WHAT YOU ARE ASKED TO DO> Return every entry exactly.

Dataset records:
--------------------------------------------------

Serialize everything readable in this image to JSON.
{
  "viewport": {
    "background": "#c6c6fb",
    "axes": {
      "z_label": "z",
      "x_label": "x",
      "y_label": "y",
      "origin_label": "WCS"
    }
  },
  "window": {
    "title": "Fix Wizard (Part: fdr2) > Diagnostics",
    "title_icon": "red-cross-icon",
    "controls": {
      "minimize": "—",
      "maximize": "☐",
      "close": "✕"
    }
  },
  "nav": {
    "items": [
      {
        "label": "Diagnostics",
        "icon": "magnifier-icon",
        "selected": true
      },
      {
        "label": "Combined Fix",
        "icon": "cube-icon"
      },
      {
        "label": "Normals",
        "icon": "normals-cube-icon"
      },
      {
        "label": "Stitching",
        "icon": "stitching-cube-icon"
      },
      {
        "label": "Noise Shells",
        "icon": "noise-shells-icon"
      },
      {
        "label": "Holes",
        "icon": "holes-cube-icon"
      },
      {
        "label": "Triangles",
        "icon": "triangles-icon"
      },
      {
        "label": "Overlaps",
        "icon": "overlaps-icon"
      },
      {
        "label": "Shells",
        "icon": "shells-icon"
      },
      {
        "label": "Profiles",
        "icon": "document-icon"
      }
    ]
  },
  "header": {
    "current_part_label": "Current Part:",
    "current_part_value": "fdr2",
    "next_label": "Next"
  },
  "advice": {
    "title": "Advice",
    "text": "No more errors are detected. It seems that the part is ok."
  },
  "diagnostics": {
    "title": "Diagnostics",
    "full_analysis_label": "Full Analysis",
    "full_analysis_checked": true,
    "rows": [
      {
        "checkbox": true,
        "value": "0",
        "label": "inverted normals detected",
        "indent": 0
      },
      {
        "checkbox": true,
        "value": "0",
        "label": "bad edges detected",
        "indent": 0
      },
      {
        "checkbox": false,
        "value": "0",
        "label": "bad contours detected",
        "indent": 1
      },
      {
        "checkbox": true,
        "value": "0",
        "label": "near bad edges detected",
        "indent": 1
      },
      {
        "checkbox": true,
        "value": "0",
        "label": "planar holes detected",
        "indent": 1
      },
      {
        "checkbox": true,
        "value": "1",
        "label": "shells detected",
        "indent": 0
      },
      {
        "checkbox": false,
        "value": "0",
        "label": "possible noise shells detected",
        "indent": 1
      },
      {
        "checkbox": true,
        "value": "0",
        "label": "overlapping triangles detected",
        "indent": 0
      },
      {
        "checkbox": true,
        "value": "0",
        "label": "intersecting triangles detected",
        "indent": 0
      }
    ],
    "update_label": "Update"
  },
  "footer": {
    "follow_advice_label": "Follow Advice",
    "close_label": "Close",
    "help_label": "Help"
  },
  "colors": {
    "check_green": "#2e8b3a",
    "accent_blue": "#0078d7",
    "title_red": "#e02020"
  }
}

--------------------------------------------------

RESULT OF THIS TASK>
Serialize everything readable in this image to JSON.
{
  "viewport": {
    "background": "#c6c6fb",
    "axes": {
      "z_label": "z",
      "x_label": "x",
      "y_label": "y",
      "origin_label": "WCS"
    }
  },
  "window": {
    "title": "Fix Wizard (Part: fdr2) > Diagnostics",
    "title_icon": "red-cross-icon",
    "controls": {
      "minimize": "—",
      "maximize": "☐",
      "close": "✕"
    }
  },
  "nav": {
    "items": [
      {
        "label": "Diagnostics",
        "icon": "magnifier-icon",
        "selected": true
      },
      {
        "label": "Combined Fix",
        "icon": "cube-icon"
      },
      {
        "label": "Normals",
        "icon": "normals-cube-icon"
      },
      {
        "label": "Stitching",
        "icon": "stitching-cube-icon"
      },
      {
        "label": "Noise Shells",
        "icon": "noise-shells-icon"
      },
      {
        "label": "Holes",
        "icon": "holes-cube-icon"
      },
      {
        "label": "Triangles",
        "icon": "triangles-icon"
      },
      {
        "label": "Overlaps",
        "icon": "overlaps-icon"
      },
      {
        "label": "Shells",
        "icon": "shells-icon"
      },
      {
        "label": "Profiles",
        "icon": "document-icon"
      }
    ]
  },
  "header": {
    "current_part_label": "Current Part:",
    "current_part_value": "fdr2",
    "next_label": "Next"
  },
  "advice": {
    "title": "Advice",
    "text": "No more errors are detected. It seems that the part is ok."
  },
  "diagnostics": {
    "title": "Diagnostics",
    "full_analysis_label": "Full Analysis",
    "full_analysis_checked": true,
    "rows": [
      {
        "checkbox": true,
        "value": "0",
        "label": "inverted normals detected",
        "indent": 0
      },
      {
        "checkbox": true,
        "value": "0",
        "label": "bad edges detected",
        "indent": 0
      },
      {
        "checkbox": false,
        "value": "0",
        "label": "bad contours detected",
        "indent": 1
      },
      {
        "checkbox": true,
        "value": "0",
        "label": "near bad edges detected",
        "indent": 1
      },
      {
        "checkbox": true,
        "value": "0",
        "label": "planar holes detected",
        "indent": 1
      },
      {
        "checkbox": true,
        "value": "1",
        "label": "shells detected",
        "indent": 0
      },
      {
        "checkbox": false,
        "value": "0",
        "label": "possible noise shells detected",
        "indent": 1
      },
      {
        "checkbox": true,
        "value": "0",
        "label": "overlapping triangles detected",
        "indent": 0
      },
      {
        "checkbox": true,
        "value": "0",
        "label": "intersecting triangles detected",
        "indent": 0
      }
    ],
    "update_label": "Update"
  },
  "footer": {
    "follow_advice_label": "Follow Advice",
    "close_label": "Close",
    "help_label": "Help"
  },
  "colors": {
    "check_green": "#2e8b3a",
    "accent_blue": "#0078d7",
    "title_red": "#e02020"
  }
}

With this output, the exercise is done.